(Stored entries)
--------------------
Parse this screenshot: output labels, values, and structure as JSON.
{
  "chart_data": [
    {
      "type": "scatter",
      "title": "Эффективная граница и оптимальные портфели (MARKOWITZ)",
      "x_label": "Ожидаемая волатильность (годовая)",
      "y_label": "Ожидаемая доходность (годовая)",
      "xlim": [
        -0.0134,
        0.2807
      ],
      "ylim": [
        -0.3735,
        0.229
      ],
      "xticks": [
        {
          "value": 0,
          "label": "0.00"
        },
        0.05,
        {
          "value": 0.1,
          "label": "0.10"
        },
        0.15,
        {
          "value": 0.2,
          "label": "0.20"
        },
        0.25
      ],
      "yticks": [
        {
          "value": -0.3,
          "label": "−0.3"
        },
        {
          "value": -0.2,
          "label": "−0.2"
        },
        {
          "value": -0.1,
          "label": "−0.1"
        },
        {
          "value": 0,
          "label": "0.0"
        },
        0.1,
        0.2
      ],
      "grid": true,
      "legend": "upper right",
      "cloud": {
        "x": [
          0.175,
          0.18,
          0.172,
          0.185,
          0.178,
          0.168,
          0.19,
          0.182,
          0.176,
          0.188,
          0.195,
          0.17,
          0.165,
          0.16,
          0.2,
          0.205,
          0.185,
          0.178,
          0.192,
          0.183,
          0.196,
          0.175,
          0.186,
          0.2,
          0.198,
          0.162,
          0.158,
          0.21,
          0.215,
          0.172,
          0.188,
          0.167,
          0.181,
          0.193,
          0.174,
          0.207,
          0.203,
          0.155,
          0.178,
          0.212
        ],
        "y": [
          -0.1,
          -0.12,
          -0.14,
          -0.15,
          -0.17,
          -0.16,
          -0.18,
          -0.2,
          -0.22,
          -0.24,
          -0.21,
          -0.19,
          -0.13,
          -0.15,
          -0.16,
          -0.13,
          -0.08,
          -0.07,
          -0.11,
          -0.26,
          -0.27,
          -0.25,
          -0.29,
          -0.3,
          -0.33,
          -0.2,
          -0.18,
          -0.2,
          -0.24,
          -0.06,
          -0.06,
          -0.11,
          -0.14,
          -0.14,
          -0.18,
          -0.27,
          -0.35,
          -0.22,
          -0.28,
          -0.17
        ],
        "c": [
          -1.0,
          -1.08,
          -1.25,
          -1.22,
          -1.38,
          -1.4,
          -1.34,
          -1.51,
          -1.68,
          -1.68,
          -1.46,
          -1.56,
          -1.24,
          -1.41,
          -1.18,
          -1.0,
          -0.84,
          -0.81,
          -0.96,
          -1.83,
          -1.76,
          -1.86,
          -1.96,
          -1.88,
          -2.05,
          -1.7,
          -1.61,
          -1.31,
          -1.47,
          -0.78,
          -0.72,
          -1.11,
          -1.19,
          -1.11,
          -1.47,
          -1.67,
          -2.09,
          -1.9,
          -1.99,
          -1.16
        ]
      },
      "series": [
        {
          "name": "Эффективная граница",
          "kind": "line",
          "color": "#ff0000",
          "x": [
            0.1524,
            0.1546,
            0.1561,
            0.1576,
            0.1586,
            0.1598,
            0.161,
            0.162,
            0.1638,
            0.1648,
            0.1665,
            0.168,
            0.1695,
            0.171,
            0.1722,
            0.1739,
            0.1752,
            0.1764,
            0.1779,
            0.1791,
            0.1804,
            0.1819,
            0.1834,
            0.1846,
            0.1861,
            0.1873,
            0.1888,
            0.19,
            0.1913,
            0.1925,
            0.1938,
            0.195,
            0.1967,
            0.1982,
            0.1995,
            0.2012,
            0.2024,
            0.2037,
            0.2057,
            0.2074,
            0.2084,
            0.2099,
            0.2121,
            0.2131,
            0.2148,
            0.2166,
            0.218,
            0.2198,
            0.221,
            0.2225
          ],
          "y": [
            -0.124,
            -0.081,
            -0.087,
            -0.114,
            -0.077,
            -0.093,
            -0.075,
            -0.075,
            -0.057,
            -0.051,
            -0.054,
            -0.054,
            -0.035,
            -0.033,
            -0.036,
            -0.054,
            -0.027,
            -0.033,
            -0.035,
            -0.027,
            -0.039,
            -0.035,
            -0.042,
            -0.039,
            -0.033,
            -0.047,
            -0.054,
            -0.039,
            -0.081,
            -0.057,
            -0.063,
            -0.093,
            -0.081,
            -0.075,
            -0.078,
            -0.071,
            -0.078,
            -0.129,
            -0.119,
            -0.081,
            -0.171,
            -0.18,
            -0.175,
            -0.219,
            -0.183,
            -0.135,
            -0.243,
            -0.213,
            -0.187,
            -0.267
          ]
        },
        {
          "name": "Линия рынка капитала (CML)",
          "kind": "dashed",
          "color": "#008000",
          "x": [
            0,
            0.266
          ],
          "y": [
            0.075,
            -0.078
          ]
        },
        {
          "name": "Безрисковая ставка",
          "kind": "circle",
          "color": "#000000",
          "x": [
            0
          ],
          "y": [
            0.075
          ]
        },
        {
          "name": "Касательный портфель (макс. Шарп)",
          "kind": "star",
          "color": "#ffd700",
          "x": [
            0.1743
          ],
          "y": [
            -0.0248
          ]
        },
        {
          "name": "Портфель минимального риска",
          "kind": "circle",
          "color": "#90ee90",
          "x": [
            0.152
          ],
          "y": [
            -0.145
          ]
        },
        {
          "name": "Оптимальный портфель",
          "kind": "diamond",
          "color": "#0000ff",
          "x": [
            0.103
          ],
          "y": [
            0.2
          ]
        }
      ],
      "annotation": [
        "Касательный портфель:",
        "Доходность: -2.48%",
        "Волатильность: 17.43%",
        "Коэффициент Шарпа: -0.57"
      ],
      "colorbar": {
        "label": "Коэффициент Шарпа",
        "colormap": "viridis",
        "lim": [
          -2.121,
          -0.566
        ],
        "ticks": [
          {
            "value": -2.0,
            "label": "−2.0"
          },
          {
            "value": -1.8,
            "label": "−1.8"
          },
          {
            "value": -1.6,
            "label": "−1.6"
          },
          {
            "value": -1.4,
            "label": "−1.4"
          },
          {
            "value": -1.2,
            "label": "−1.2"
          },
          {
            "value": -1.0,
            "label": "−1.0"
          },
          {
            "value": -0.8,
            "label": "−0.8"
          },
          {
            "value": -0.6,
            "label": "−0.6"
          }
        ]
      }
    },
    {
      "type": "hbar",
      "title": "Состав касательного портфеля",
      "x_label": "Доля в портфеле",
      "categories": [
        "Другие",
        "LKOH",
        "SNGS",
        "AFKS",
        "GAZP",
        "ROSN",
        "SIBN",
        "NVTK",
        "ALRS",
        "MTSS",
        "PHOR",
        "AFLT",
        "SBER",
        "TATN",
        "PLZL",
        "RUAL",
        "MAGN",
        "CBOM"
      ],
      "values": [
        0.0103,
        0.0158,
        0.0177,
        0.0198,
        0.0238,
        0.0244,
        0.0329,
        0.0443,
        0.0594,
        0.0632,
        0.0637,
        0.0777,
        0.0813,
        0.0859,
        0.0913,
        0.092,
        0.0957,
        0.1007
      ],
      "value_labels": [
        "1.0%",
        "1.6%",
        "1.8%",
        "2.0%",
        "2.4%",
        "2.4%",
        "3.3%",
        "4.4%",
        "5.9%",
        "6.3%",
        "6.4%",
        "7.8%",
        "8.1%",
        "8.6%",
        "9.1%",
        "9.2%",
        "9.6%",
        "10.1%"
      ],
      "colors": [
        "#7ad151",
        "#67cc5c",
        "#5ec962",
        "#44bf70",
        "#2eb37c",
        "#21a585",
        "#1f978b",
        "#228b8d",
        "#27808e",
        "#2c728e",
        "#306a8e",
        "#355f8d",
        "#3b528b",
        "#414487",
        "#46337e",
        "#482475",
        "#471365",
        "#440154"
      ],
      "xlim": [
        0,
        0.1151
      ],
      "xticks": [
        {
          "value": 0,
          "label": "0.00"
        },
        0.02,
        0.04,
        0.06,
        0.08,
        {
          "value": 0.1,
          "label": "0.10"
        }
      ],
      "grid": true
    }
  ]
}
--------------------
Written instruction: Track down the lines that include the word "kind" and copy them.

Exercise answer:
          "kind": "line",
          "kind": "dashed",
          "kind": "circle",
          "kind": "star",
          "kind": "circle",
          "kind": "diamond",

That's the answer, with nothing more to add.